The Dun & Bradstreet Corporation is an American company that provides commercial data, analytics, and insights for businesses. Headquartered in Jacksonville, Florida, the company offers a wide range of products and services for risk and financial analysis, operations and supply, and sales and marketing professionals, as well as research and insights on global business issues. It serves customers in government and industries such as communications, technology, strategic financial services, and retail, telecommunications, and manufacturing markets. Often referred to as D&B, the company's database contains over 500 million business records worldwide.

History

1800s
Dun & Bradstreet traces its history to July 20, 1841, with formation of The Mercantile Agency in New York City by Lewis Tappan. Recognizing the need for a centralized credit reporting system, Tappan formed the company to create a network of correspondents who would provide reliable, objective credit information to subscribers. As an advocate for civil rights, Tappan used his abolitionist connections to expand and update the company's credit information.

Despite accusations of personal privacy invasion, by 1844 the Mercantile Agency had over 280 clients. The agency continued to expand, opening offices in Boston, Philadelphia, and Baltimore. By 1849, Tappan retired, allowing Benjamin Douglass to take over the booming business.

In 1859, Douglass transferred the company to Robert Graham Dun, who immediately changed the firm's name to R. G. Dun & Company. Over the next 40 years, Graham Dun continued to expand the business across international boundaries.

1900s
In March 1933, Dun merged with competitor John M. Bradstreet to form today's Dun & Bradstreet. The merger was engineered by Dun's CEO, Arthur Whiteside. Whiteside's successor, J. Wilson Newman, worked to extend the company's range of products and services, expanding the company dramatically during the 1960s by engineering ways to apply new technologies to evolving operations. 

Moody's, a credit reporting agency, was acquired by Dun & Bradstreet in 1962. The Dun & Bradstreet Data Universal Numbering System (D&B D-U-N-S Number) was invented in 1963. Other companies acquired during this time included R.H. Donnelley, Official Airline Guides, Thomas Y. Crowell Co., Funk & Wagnalls, Technical Publishing, and McCormack & Dodge, all since divested.

In 1986, Dun & Bradstreet acquired the education data company Market Data Retrieval (MDR). That year, Dun & Bradstreet sold Technical Publishing to Cahners Publishing.

In 1996, the company restructured, creating three entities: Dun & Bradstreet, Nielsen, and the Cognizant Corporation. Cognizant Corporation included Nielsen TV Ratings, Gartner Group, Clarke-O'Neill, Erisco, and several other lesser known entities. In 1999, Cognizant Corporation spun off Nielsen TV Ratings and shortly thereafter divested all its holdings, emerging as IMS Health. IMS Health continued to hold its prize incubator company that is today known as Cognizant Corporation.

On July 1, 1998, Dun & Bradstreet split into two companies, one assuming the Dun & Bradstreet name, while the other adopting the R.H. Donnelley name.

2000s
In 2000, Dun & Bradstreet spun off Moody's Corporation.

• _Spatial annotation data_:
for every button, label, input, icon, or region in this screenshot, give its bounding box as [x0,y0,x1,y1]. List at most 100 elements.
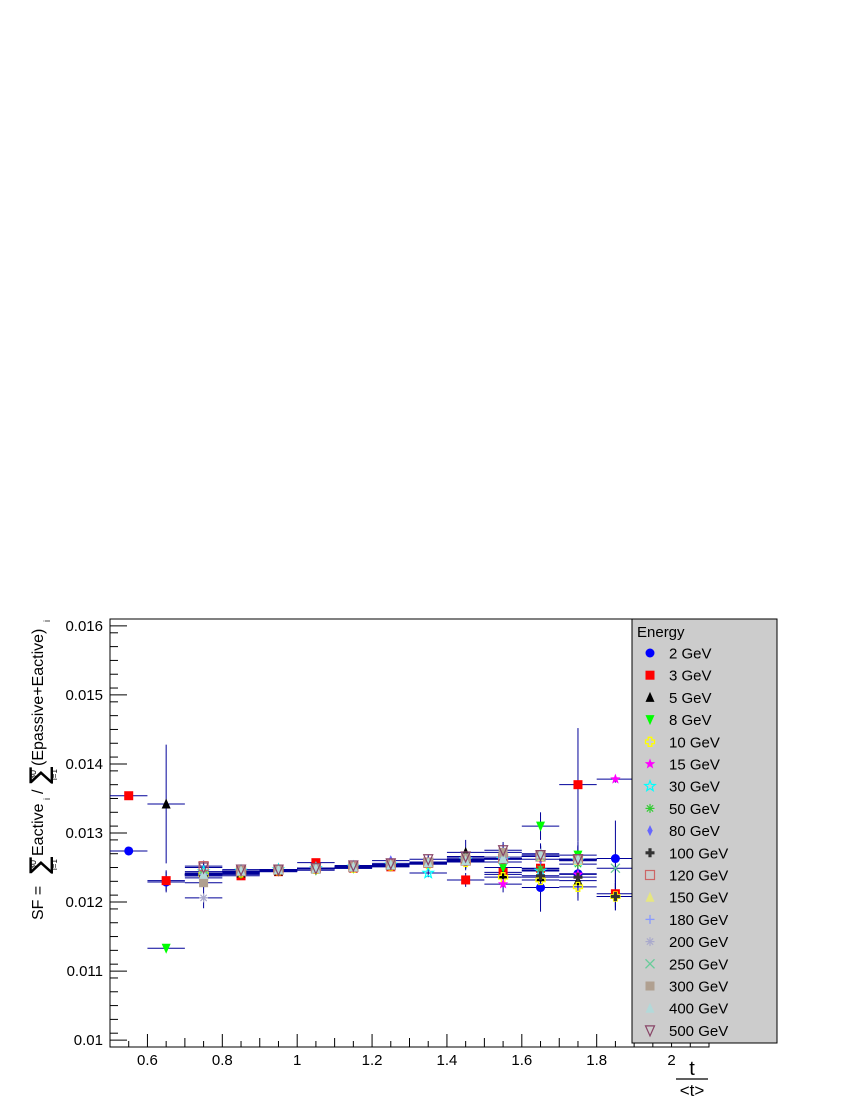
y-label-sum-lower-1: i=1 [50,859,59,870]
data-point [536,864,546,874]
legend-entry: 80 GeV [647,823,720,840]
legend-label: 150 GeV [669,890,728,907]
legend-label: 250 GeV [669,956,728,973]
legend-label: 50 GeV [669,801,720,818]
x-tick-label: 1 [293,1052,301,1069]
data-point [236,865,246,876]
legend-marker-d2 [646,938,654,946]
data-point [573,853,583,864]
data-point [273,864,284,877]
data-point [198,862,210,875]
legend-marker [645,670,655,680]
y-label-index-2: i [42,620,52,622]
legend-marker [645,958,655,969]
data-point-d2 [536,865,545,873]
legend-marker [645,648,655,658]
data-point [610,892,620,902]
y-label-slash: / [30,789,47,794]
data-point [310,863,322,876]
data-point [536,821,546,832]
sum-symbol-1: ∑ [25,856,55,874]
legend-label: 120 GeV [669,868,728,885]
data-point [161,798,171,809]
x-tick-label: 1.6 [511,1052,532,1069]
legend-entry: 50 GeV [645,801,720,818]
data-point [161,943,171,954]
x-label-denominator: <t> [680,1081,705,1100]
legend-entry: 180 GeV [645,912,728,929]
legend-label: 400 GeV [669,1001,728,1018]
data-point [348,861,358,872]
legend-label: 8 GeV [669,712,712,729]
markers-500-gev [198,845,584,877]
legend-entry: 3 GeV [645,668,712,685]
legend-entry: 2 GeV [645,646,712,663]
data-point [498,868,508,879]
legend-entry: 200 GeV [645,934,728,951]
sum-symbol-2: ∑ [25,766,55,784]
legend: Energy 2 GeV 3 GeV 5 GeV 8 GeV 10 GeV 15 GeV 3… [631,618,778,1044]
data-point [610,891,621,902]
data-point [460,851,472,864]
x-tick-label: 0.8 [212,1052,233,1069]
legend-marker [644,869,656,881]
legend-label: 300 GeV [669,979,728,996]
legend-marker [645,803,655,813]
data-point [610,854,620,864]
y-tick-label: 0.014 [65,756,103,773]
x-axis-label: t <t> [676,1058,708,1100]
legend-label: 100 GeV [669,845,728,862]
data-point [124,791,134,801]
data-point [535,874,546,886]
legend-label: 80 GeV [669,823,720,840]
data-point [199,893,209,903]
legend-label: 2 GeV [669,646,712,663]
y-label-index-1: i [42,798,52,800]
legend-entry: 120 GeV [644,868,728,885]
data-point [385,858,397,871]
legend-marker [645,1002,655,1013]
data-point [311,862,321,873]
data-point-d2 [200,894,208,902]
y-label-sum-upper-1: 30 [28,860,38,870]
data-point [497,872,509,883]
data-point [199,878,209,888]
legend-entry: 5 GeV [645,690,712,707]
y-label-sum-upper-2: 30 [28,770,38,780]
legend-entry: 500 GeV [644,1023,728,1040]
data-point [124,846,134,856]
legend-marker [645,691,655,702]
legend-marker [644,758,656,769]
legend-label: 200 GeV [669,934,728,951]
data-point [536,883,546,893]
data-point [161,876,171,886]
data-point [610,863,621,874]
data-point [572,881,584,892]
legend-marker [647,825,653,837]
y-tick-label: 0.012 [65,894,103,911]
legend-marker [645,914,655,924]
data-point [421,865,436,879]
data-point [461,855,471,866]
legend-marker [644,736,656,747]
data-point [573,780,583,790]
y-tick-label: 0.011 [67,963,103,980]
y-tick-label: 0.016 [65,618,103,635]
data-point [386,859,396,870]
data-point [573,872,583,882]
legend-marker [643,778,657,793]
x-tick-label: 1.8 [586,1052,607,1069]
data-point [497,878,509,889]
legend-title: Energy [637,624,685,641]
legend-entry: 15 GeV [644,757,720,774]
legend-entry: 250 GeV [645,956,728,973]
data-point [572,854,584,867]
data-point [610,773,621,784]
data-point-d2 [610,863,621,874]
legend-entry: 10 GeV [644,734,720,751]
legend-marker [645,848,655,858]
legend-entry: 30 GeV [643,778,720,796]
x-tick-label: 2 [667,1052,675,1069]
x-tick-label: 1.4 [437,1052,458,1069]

• _Aim A_:
According to the Dun & Bradstreet article, who formed The Mercantile Agency, and in which city?
• _Aim B_:
Write the next part of the Dun & Bradstreet article, picking up after its final sentence.
None of the data is needed here.

• _Exercise response A_:
Lewis Tappan formed it in New York City.

• _Exercise response B_:
In 2001, Dun & Bradstreet acquired Harris InfoSource International, Inc., a data company. In February 2003, the company acquired Hoover's, a business reporting service.

On February 5, 2003, Dun & Bradstreet restated prior period results to correct timing errors in recognizing some of the revenue associated with 14 of the company's 200+ products, after reviewing its revenue recognition from 1997 through 2002. In August 2010, Dun & Bradstreet spun off and sold its credit monitoring and management business to a newly formed company, Dun & Bradstreet Credibility Corp. In 2007, Dun & Bradstreet acquired AllBusiness.com and sold the company in 2012.

In October 2013, Bob Carrigan became the CEO of Dun & Bradstreet.

On January 5, 2015, Dun & Bradstreet acquired the data management firm NetProspex. In April 2015, Dun & Bradstreet acquired Dun & Bradstreet Credibility Corp. and announced the formation of a new division, Dun & Bradstreet Emerging Business. In January 2017, Dun & Bradstreet acquired Avention, the maker of OneSource solutions.

On August 8, 2018, Dun & Bradstreet announced the appointment of Thomas J. Manning, who had served as the company's interim CEO, as its new Chief Executive Officer, and that the company had entered into a definitive agreement to be acquired by an investor group led by CC Capital, Cannae Holdings, and Thomas H. Lee Partners.

On February 8, 2019, the investor group completed the acquisition of Dun & Bradstreet and it became a privately held company. Its former ticker symbol, DNB, was retired.

On July 1, 2020, Dun & Bradstreet re-listed shares on the New York Stock Exchange, once again trading under the ticker symbol DNB.

In January 2021 Dun & Bradstreet acquired Bisnode Business Information Group AB (“Bisnode”), a European data and analytics firm and long-standing member of the Dun & Bradstreet Worldwide Network, for an enterprise value of  (US$818 million).

On May 20, 2021, Dun & Bradstreet announced its intention to moving its global headquarters to Jacksonville, Florida.

Operations 
The company generates revenue through subscription-based products, business information reports, data licensing agreements, strategic partnerships, and concierge services.

The company derives revenues through two segments: Americas and non-Americas.

Americas consists of:
 United States and Canada
 (The company divested its Latin America operations in September 2016)

Non-Americas consists of:
 Europe
 The United Kingdom
 Ireland
 Greater China (including Hong Kong and Taiwan)
 India
 (Netherlands and Belgium operations were divested in November 2016)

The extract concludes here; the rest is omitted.